:: PROBLEM DETAILS ::
Check each line of the listing, and copy it if it contains the word "title".

:: INPUT MATERIAL ::
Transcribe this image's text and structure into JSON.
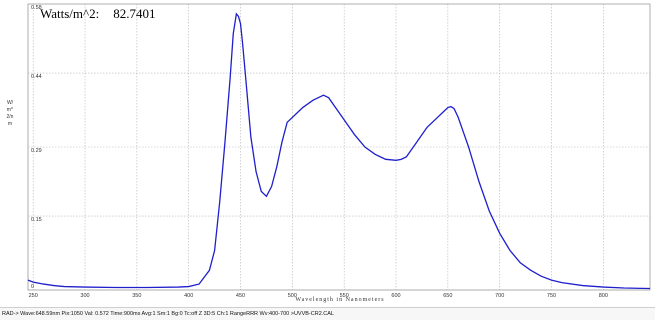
{
  "readout": {
    "label": "Watts/m^2:",
    "value": "82.7401"
  },
  "status_bar": {
    "text": "RAD-> Wave:648.59nm  Pix:1050  Val: 0.572  Time:900ms  Avg:1  Sm:1  Bg:0  Tc:off  Z  3D:5  Ch:1  RangeRRR  Wv:400-700 >UVVB-CR2.CAL"
  },
  "chart_data": {
    "type": "line",
    "title": "",
    "xlabel": "Wavelength in Nanometers",
    "ylabel": "W/m^2/nm",
    "xlim": [
      245,
      845
    ],
    "ylim": [
      0,
      0.58
    ],
    "grid": true,
    "x_ticks": [
      250,
      300,
      350,
      400,
      450,
      500,
      550,
      600,
      650,
      700,
      750,
      800
    ],
    "y_ticks": [
      0,
      0.15,
      0.29,
      0.44,
      0.58
    ],
    "y_tick_labels": [
      "0",
      "0.15",
      "0.29",
      "0.44",
      "0.58"
    ],
    "color": "#1f1fcc",
    "series": [
      {
        "x": [
          245,
          250,
          260,
          270,
          280,
          300,
          330,
          360,
          390,
          400,
          410,
          420,
          425,
          430,
          435,
          440,
          443,
          446,
          448,
          450,
          452,
          455,
          460,
          465,
          470,
          475,
          480,
          485,
          490,
          495,
          500,
          505,
          510,
          520,
          525,
          530,
          535,
          540,
          550,
          560,
          570,
          580,
          590,
          600,
          605,
          610,
          615,
          620,
          630,
          640,
          645,
          650,
          653,
          656,
          660,
          665,
          670,
          680,
          690,
          700,
          710,
          720,
          730,
          740,
          750,
          760,
          780,
          800,
          820,
          845
        ],
        "y": [
          0.02,
          0.016,
          0.012,
          0.009,
          0.007,
          0.006,
          0.005,
          0.005,
          0.006,
          0.007,
          0.012,
          0.04,
          0.08,
          0.18,
          0.3,
          0.43,
          0.52,
          0.56,
          0.555,
          0.54,
          0.5,
          0.43,
          0.31,
          0.24,
          0.2,
          0.19,
          0.21,
          0.25,
          0.3,
          0.34,
          0.35,
          0.36,
          0.37,
          0.385,
          0.39,
          0.395,
          0.39,
          0.375,
          0.345,
          0.315,
          0.29,
          0.275,
          0.265,
          0.263,
          0.265,
          0.27,
          0.285,
          0.3,
          0.33,
          0.35,
          0.36,
          0.37,
          0.372,
          0.368,
          0.35,
          0.32,
          0.29,
          0.22,
          0.16,
          0.115,
          0.08,
          0.055,
          0.04,
          0.028,
          0.02,
          0.015,
          0.009,
          0.006,
          0.004,
          0.003
        ]
      }
    ]
  }
}
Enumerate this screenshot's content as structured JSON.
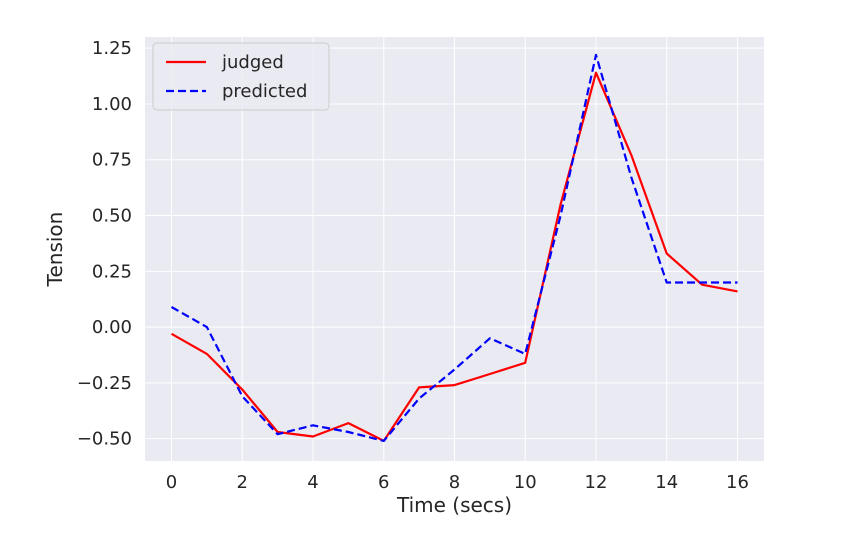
{
  "chart_data": {
    "type": "line",
    "title": "",
    "xlabel": "Time (secs)",
    "ylabel": "Tension",
    "xlim": [
      -0.75,
      16.75
    ],
    "ylim": [
      -0.6,
      1.3
    ],
    "xticks": [
      0,
      2,
      4,
      6,
      8,
      10,
      12,
      14,
      16
    ],
    "xtick_labels": [
      "0",
      "2",
      "4",
      "6",
      "8",
      "10",
      "12",
      "14",
      "16"
    ],
    "yticks": [
      -0.5,
      -0.25,
      0.0,
      0.25,
      0.5,
      0.75,
      1.0,
      1.25
    ],
    "ytick_labels": [
      "−0.50",
      "−0.25",
      "0.00",
      "0.25",
      "0.50",
      "0.75",
      "1.00",
      "1.25"
    ],
    "grid": true,
    "legend_position": "top-left",
    "x": [
      0,
      1,
      2,
      3,
      4,
      5,
      6,
      7,
      8,
      9,
      10,
      11,
      12,
      13,
      14,
      15,
      16
    ],
    "series": [
      {
        "name": "judged",
        "color": "#ff0000",
        "style": "solid",
        "values": [
          -0.03,
          -0.12,
          -0.28,
          -0.47,
          -0.49,
          -0.43,
          -0.51,
          -0.27,
          -0.26,
          -0.21,
          -0.16,
          0.55,
          1.14,
          0.77,
          0.33,
          0.19,
          0.16
        ]
      },
      {
        "name": "predicted",
        "color": "#0000ff",
        "style": "dashed",
        "values": [
          0.09,
          0.0,
          -0.31,
          -0.48,
          -0.44,
          -0.47,
          -0.51,
          -0.32,
          -0.19,
          -0.05,
          -0.12,
          0.5,
          1.22,
          0.67,
          0.2,
          0.2,
          0.2
        ]
      }
    ],
    "colors": {
      "plot_background": "#eaeaf2",
      "grid": "#ffffff",
      "text": "#262626"
    }
  }
}
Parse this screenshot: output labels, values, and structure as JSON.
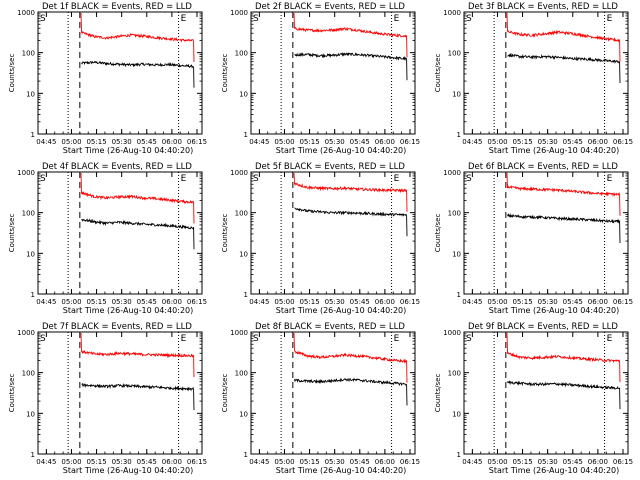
{
  "x_tick_labels": [
    "04:45",
    "05:00",
    "05:15",
    "05:30",
    "05:45",
    "06:00",
    "06:15"
  ],
  "x_ticks_minutes_after_0440": [
    5,
    20,
    35,
    50,
    65,
    80,
    95
  ],
  "x_range_minutes_after_0440": [
    0,
    98
  ],
  "y_tick_labels": [
    "1",
    "10",
    "100",
    "1000"
  ],
  "y_range_log": [
    1,
    1000
  ],
  "xlabel": "Start Time (26-Aug-10 04:40:20)",
  "ylabel": "Counts/sec",
  "colors": {
    "events": "#000000",
    "lld": "#ff0000"
  },
  "chart_data": [
    {
      "type": "line",
      "title": "Det 1f BLACK = Events, RED = LLD",
      "marker_S": "S",
      "marker_E": "E",
      "vlines": {
        "dotted": [
          18,
          84
        ],
        "dashed": [
          25
        ]
      },
      "series": [
        {
          "name": "Events",
          "values": [
            55,
            58,
            54,
            52,
            50,
            52,
            50,
            51,
            48,
            46
          ]
        },
        {
          "name": "LLD",
          "values": [
            310,
            250,
            230,
            250,
            270,
            255,
            235,
            220,
            205,
            195
          ]
        }
      ]
    },
    {
      "type": "line",
      "title": "Det 2f BLACK = Events, RED = LLD",
      "marker_S": "S",
      "marker_E": "E",
      "vlines": {
        "dotted": [
          18,
          84
        ],
        "dashed": [
          25
        ]
      },
      "series": [
        {
          "name": "Events",
          "values": [
            88,
            90,
            85,
            86,
            92,
            90,
            85,
            80,
            75,
            70
          ]
        },
        {
          "name": "LLD",
          "values": [
            390,
            360,
            350,
            360,
            390,
            360,
            320,
            290,
            270,
            255
          ]
        }
      ]
    },
    {
      "type": "line",
      "title": "Det 3f BLACK = Events, RED = LLD",
      "marker_S": "S",
      "marker_E": "E",
      "vlines": {
        "dotted": [
          18,
          84
        ],
        "dashed": [
          25
        ]
      },
      "series": [
        {
          "name": "Events",
          "values": [
            88,
            80,
            78,
            80,
            77,
            72,
            70,
            67,
            63,
            60
          ]
        },
        {
          "name": "LLD",
          "values": [
            330,
            280,
            270,
            290,
            320,
            300,
            270,
            240,
            215,
            200
          ]
        }
      ]
    },
    {
      "type": "line",
      "title": "Det 4f BLACK = Events, RED = LLD",
      "marker_S": "S",
      "marker_E": "E",
      "vlines": {
        "dotted": [
          18,
          84
        ],
        "dashed": [
          25
        ]
      },
      "series": [
        {
          "name": "Events",
          "values": [
            68,
            60,
            55,
            58,
            55,
            52,
            50,
            48,
            45,
            42
          ]
        },
        {
          "name": "LLD",
          "values": [
            310,
            250,
            230,
            245,
            250,
            230,
            220,
            205,
            190,
            180
          ]
        }
      ]
    },
    {
      "type": "line",
      "title": "Det 5f BLACK = Events, RED = LLD",
      "marker_S": "S",
      "marker_E": "E",
      "vlines": {
        "dotted": [
          18,
          84
        ],
        "dashed": [
          25
        ]
      },
      "series": [
        {
          "name": "Events",
          "values": [
            130,
            110,
            105,
            100,
            100,
            98,
            95,
            92,
            90,
            88
          ]
        },
        {
          "name": "LLD",
          "values": [
            520,
            420,
            400,
            390,
            400,
            380,
            370,
            360,
            355,
            350
          ]
        }
      ]
    },
    {
      "type": "line",
      "title": "Det 6f BLACK = Events, RED = LLD",
      "marker_S": "S",
      "marker_E": "E",
      "vlines": {
        "dotted": [
          18,
          84
        ],
        "dashed": [
          25
        ]
      },
      "series": [
        {
          "name": "Events",
          "values": [
            85,
            80,
            78,
            76,
            72,
            70,
            68,
            65,
            62,
            60
          ]
        },
        {
          "name": "LLD",
          "values": [
            430,
            390,
            380,
            370,
            360,
            340,
            320,
            300,
            290,
            280
          ]
        }
      ]
    },
    {
      "type": "line",
      "title": "Det 7f BLACK = Events, RED = LLD",
      "marker_S": "S",
      "marker_E": "E",
      "vlines": {
        "dotted": [
          18,
          84
        ],
        "dashed": [
          25
        ]
      },
      "series": [
        {
          "name": "Events",
          "values": [
            50,
            48,
            46,
            48,
            47,
            45,
            44,
            42,
            41,
            40
          ]
        },
        {
          "name": "LLD",
          "values": [
            330,
            290,
            280,
            300,
            290,
            280,
            275,
            270,
            265,
            260
          ]
        }
      ]
    },
    {
      "type": "line",
      "title": "Det 8f BLACK = Events, RED = LLD",
      "marker_S": "S",
      "marker_E": "E",
      "vlines": {
        "dotted": [
          18,
          84
        ],
        "dashed": [
          25
        ]
      },
      "series": [
        {
          "name": "Events",
          "values": [
            65,
            62,
            60,
            63,
            68,
            66,
            62,
            58,
            55,
            52
          ]
        },
        {
          "name": "LLD",
          "values": [
            330,
            260,
            240,
            250,
            270,
            260,
            240,
            220,
            200,
            190
          ]
        }
      ]
    },
    {
      "type": "line",
      "title": "Det 9f BLACK = Events, RED = LLD",
      "marker_S": "S",
      "marker_E": "E",
      "vlines": {
        "dotted": [
          18,
          84
        ],
        "dashed": [
          25
        ]
      },
      "series": [
        {
          "name": "Events",
          "values": [
            58,
            55,
            52,
            52,
            53,
            50,
            48,
            45,
            43,
            42
          ]
        },
        {
          "name": "LLD",
          "values": [
            300,
            240,
            230,
            240,
            250,
            235,
            220,
            210,
            200,
            195
          ]
        }
      ]
    }
  ]
}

:: RESPONSE BELOW ::
    "title": "",
    "title": "",
      "title": "Det 1f BLACK = Events, RED = LLD",
      "title": "Det 2f BLACK = Events, RED = LLD",
      "title": "Det 3f BLACK = Events, RED = LLD",
      "title": "Det 4f BLACK = Events, RED = LLD",
      "title": "Det 5f BLACK = Events, RED = LLD",
      "title": "Det 6f BLACK = Events, RED = LLD",
      "title": "Det 7f BLACK = Events, RED = LLD",
      "title": "Det 8f BLACK = Events, RED = LLD",
      "title": "Det 9f BLACK = Events, RED = LLD",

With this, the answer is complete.